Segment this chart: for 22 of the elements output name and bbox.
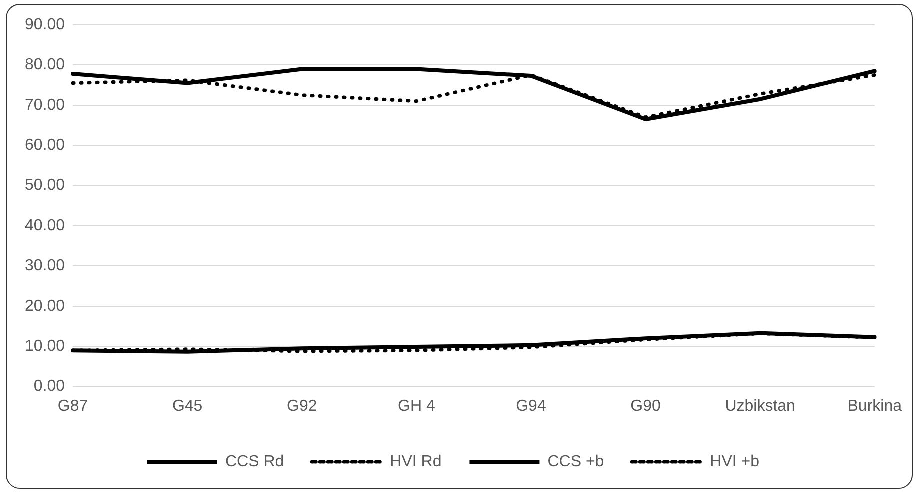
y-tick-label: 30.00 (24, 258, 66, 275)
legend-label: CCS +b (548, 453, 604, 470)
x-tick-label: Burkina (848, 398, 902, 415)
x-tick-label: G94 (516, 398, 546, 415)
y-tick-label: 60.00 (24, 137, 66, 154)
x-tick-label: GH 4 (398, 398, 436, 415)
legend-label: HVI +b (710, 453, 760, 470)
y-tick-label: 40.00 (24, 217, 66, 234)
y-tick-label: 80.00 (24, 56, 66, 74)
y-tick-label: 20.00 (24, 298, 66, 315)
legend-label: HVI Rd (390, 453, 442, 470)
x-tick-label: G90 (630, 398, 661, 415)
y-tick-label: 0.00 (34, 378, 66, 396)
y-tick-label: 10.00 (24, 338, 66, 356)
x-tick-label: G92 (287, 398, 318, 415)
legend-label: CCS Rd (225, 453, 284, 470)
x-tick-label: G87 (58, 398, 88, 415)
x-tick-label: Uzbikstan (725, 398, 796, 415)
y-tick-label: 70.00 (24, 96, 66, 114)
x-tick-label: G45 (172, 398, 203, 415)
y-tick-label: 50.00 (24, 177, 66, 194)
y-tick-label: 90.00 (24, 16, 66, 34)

========================================

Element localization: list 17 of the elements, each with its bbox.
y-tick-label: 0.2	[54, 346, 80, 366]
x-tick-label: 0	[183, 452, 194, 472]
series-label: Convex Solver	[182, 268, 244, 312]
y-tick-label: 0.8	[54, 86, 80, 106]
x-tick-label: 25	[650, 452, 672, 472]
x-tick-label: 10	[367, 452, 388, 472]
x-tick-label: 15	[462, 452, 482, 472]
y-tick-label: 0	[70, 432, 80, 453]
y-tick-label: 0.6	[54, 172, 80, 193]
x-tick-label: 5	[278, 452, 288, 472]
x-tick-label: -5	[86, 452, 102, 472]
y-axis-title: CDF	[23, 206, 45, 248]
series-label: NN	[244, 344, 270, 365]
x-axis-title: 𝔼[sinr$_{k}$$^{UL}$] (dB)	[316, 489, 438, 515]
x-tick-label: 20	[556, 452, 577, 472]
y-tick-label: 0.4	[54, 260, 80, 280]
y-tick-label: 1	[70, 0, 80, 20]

========================================

Represente como tabela Markdown, com as colunas Nº e Linha, o trecho das entradas acima que vai da linha que contém "y-tick-label: 30.00 (24, 258, 66, 275)" até a linha que contém "legend-label: CCS Rd (225, 453, 284, 470)", incluindo as duas. Numere as linhas e deixe de fora as linhas em branco.

§ **Resultado**:
| Nº | Linha |
|---|---|
| 1 | y-tick-label: 30.00 (24, 258, 66, 275) |
| 2 | legend-label: CCS +b (548, 453, 604, 470) |
| 3 | x-tick-label: Burkina (848, 398, 902, 415) |
| 4 | x-tick-label: G94 (516, 398, 546, 415) |
| 5 | y-tick-label: 60.00 (24, 137, 66, 154) |
| 6 | x-tick-label: GH 4 (398, 398, 436, 415) |
| 7 | legend-label: HVI +b (710, 453, 760, 470) |
| 8 | y-tick-label: 40.00 (24, 217, 66, 234) |
| 9 | y-tick-label: 80.00 (24, 56, 66, 74) |
| 10 | y-tick-label: 20.00 (24, 298, 66, 315) |
| 11 | legend-label: HVI Rd (390, 453, 442, 470) |
| 12 | x-tick-label: G90 (630, 398, 661, 415) |
| 13 | y-tick-label: 0.00 (34, 378, 66, 396) |
| 14 | y-tick-label: 10.00 (24, 338, 66, 356) |
| 15 | x-tick-label: G92 (287, 398, 318, 415) |
| 16 | legend-label: CCS Rd (225, 453, 284, 470) |